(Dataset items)
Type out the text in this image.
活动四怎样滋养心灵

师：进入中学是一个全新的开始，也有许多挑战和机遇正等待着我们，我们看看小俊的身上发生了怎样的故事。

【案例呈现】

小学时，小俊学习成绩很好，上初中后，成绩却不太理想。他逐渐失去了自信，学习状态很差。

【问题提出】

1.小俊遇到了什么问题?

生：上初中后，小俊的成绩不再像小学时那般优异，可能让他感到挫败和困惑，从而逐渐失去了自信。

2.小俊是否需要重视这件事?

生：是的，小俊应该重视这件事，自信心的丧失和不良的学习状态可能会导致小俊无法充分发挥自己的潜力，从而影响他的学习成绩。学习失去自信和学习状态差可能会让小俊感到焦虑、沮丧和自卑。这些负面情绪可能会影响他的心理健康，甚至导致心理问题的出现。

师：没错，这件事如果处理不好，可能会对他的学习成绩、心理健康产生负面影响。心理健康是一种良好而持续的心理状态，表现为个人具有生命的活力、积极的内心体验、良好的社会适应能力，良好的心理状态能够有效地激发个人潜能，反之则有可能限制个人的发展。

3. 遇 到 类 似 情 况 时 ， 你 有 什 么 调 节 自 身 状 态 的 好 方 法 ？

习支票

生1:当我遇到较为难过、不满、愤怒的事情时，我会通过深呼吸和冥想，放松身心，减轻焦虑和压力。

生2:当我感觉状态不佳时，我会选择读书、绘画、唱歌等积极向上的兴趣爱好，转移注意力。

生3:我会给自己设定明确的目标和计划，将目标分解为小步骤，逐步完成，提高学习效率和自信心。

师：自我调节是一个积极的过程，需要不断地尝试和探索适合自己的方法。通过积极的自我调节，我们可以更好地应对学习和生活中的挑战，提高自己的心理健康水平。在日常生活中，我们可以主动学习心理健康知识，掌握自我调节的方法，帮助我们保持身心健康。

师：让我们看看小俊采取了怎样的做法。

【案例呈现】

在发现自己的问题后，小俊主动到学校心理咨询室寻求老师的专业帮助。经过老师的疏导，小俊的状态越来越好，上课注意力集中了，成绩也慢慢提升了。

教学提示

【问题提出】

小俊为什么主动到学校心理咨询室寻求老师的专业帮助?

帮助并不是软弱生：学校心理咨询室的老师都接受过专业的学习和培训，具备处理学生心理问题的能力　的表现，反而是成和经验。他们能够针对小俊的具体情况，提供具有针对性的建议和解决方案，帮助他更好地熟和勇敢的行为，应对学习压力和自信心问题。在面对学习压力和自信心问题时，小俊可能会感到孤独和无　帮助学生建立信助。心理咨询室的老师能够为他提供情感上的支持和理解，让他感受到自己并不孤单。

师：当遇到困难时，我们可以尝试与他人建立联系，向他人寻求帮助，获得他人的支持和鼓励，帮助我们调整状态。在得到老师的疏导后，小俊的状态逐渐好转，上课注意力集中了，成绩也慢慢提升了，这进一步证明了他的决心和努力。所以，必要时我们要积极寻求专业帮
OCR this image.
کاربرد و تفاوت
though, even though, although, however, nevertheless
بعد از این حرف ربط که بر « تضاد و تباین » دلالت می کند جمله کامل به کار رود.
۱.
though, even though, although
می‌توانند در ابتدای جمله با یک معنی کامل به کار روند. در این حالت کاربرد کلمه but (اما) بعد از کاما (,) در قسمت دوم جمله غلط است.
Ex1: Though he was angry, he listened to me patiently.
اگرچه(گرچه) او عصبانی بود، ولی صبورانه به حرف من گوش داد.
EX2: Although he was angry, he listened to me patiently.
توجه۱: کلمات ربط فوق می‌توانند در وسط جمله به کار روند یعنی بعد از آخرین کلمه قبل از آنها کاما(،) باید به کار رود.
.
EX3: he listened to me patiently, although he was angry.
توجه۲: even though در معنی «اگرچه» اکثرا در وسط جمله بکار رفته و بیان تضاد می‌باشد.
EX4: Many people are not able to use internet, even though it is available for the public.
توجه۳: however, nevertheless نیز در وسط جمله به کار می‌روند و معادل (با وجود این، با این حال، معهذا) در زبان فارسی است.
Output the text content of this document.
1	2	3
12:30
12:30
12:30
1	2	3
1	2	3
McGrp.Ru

→ Exercise directions
Return every line of the preceding records in which the word "تضاد" appears.

→ Result
بعد از این حرف ربط که بر « تضاد و تباین » دلالت می کند جمله کامل به کار رود.
توجه۲: even though در معنی «اگرچه» اکثرا در وسط جمله بکار رفته و بیان تضاد می‌باشد.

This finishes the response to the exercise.